== Direction ==
Identify all lines in the listing that include the word "books", and copy them out.

== Material supplied ==
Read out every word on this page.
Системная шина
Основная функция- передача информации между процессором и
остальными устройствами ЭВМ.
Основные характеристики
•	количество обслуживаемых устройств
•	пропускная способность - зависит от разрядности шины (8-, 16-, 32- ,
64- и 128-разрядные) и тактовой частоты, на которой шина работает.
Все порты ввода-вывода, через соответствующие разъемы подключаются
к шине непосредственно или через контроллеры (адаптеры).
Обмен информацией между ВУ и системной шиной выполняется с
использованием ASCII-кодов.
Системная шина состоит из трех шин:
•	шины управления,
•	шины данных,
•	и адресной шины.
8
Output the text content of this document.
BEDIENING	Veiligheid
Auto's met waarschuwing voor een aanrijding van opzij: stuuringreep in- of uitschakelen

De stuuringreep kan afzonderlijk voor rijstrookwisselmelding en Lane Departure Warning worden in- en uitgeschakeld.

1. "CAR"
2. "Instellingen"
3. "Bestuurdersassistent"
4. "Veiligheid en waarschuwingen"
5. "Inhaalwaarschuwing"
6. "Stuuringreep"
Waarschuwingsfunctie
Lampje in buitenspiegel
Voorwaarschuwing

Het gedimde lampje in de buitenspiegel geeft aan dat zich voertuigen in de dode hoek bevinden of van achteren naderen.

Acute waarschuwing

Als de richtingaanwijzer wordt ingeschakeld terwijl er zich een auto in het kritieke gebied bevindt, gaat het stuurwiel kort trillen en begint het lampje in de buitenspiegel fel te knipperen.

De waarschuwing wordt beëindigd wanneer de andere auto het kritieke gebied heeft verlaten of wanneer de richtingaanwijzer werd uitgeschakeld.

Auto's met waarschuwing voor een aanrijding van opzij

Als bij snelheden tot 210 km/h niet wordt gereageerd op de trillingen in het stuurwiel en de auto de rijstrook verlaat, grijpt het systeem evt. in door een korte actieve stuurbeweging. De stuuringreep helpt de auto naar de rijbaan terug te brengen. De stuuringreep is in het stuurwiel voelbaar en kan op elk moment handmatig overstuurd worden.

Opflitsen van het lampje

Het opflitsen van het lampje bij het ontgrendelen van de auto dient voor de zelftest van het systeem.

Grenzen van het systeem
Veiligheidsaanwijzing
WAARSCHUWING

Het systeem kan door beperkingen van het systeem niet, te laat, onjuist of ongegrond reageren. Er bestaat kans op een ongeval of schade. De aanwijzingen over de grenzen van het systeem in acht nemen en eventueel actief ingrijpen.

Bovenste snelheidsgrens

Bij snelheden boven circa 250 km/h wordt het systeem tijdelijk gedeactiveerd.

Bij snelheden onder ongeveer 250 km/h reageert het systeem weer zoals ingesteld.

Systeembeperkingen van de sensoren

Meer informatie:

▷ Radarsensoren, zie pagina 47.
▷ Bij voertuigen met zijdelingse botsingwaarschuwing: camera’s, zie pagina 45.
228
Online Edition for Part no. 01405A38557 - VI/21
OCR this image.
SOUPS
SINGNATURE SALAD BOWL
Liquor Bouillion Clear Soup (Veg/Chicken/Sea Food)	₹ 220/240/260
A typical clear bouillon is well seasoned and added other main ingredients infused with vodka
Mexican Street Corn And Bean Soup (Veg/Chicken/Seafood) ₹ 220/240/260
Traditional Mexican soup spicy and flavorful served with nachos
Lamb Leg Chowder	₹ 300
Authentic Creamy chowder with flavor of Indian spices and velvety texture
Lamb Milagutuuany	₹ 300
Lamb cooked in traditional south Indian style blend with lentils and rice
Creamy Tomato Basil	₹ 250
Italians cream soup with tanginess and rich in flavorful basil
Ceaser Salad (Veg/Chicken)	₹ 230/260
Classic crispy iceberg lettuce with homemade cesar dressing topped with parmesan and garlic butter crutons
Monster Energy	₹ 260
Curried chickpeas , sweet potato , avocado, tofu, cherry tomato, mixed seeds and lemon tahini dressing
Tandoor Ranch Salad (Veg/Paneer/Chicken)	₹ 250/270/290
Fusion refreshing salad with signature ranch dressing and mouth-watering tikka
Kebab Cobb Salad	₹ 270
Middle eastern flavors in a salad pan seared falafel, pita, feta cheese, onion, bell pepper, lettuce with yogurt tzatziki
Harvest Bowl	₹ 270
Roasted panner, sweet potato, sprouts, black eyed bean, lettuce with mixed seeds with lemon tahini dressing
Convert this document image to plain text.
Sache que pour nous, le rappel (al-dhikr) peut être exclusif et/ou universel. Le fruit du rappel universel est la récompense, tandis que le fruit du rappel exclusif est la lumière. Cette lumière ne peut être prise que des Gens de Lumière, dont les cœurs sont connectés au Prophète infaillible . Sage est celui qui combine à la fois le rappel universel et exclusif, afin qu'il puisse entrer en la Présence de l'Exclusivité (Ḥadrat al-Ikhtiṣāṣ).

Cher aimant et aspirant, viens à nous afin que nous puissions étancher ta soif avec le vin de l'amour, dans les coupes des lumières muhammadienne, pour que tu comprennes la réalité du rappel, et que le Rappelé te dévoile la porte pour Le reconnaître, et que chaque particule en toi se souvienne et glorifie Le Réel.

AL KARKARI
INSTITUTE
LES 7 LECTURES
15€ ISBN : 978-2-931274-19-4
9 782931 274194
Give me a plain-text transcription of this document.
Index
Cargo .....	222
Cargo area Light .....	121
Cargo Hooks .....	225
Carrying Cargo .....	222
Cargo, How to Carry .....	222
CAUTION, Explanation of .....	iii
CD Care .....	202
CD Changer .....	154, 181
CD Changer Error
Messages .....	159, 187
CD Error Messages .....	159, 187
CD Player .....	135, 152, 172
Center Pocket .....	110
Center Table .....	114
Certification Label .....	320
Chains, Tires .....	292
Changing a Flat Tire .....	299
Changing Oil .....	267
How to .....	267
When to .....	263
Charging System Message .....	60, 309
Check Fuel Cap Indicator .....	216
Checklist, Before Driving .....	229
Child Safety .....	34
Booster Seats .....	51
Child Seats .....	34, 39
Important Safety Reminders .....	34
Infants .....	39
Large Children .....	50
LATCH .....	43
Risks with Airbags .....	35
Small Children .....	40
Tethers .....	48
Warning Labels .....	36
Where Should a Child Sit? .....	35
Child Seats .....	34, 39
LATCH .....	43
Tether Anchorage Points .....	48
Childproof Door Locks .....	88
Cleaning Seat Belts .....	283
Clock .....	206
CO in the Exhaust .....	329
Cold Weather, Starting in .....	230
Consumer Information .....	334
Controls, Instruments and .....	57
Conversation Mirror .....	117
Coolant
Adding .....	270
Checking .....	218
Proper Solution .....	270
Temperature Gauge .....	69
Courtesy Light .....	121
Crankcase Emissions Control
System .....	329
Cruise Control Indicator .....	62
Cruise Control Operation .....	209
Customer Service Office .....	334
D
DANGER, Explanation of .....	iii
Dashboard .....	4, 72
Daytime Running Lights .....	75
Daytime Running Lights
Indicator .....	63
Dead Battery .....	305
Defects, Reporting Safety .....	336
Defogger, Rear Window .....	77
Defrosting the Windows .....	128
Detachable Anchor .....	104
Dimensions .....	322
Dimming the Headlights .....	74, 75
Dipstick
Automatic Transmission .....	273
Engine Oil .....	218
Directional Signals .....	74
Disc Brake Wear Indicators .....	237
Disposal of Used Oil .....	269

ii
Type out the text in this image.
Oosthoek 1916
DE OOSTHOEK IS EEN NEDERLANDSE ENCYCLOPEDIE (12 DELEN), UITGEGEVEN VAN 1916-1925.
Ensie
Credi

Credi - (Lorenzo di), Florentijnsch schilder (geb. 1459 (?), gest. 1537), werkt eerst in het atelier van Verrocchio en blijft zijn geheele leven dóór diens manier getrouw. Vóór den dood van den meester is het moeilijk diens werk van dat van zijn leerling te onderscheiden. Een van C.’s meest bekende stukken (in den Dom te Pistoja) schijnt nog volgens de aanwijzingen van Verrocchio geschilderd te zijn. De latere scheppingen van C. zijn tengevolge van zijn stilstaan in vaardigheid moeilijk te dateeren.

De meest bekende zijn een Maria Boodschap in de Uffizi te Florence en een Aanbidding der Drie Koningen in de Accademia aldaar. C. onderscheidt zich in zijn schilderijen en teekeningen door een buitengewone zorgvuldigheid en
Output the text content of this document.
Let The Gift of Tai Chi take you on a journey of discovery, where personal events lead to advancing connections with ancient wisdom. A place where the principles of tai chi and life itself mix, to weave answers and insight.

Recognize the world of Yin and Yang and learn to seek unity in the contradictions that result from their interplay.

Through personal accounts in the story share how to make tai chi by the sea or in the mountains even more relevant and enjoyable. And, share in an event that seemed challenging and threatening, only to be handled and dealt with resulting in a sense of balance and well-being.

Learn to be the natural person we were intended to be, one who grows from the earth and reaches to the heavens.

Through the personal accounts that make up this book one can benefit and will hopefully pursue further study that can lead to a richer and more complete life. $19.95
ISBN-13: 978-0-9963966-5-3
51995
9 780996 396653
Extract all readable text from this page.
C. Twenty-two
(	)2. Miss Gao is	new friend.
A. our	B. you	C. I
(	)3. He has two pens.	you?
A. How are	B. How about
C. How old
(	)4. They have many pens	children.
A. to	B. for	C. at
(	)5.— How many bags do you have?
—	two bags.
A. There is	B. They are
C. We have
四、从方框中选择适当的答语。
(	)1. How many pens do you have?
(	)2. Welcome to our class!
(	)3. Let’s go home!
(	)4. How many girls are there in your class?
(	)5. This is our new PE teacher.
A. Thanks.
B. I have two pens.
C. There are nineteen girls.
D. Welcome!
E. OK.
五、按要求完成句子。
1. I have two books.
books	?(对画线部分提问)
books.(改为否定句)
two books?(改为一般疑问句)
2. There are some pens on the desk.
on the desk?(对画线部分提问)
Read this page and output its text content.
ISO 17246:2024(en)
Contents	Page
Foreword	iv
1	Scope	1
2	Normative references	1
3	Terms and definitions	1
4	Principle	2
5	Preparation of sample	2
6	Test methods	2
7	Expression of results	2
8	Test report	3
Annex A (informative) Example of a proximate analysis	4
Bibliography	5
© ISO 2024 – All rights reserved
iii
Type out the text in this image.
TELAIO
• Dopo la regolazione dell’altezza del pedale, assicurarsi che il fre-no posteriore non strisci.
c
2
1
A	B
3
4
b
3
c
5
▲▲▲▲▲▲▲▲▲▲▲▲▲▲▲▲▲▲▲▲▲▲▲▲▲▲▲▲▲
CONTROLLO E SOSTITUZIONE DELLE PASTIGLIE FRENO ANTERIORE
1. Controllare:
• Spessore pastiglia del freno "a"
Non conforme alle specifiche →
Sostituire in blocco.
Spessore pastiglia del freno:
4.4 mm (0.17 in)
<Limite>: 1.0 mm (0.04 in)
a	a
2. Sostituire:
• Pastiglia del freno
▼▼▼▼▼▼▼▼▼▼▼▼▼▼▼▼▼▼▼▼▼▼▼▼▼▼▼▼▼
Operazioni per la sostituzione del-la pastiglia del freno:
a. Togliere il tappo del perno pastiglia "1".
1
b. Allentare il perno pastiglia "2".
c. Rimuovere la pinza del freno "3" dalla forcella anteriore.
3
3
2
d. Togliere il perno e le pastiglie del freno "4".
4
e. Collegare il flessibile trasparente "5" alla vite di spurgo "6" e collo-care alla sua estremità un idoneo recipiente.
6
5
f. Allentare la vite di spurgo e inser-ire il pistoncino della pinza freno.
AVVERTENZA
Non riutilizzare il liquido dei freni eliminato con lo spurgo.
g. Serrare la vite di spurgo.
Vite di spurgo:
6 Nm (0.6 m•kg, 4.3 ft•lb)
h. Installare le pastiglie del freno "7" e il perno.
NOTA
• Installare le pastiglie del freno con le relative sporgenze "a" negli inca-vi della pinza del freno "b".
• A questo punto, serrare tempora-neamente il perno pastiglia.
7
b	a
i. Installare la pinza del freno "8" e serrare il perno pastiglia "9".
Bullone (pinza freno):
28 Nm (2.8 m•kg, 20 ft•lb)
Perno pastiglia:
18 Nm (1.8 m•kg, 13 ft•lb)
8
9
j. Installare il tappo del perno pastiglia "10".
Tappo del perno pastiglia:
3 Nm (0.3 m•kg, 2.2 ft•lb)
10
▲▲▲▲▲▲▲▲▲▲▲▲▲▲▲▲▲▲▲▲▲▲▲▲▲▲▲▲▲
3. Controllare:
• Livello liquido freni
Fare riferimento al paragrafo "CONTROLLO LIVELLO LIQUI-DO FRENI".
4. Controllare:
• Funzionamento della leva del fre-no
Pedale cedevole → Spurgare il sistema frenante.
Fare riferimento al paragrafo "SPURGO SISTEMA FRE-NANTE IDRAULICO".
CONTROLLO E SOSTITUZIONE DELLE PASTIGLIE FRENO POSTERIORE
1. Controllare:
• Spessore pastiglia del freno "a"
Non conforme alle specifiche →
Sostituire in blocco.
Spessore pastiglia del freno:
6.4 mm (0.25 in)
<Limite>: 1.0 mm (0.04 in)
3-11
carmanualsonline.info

== Result ==
1. I have two books.
books	?(对画线部分提问)
books.(改为否定句)
two books?(改为一般疑问句)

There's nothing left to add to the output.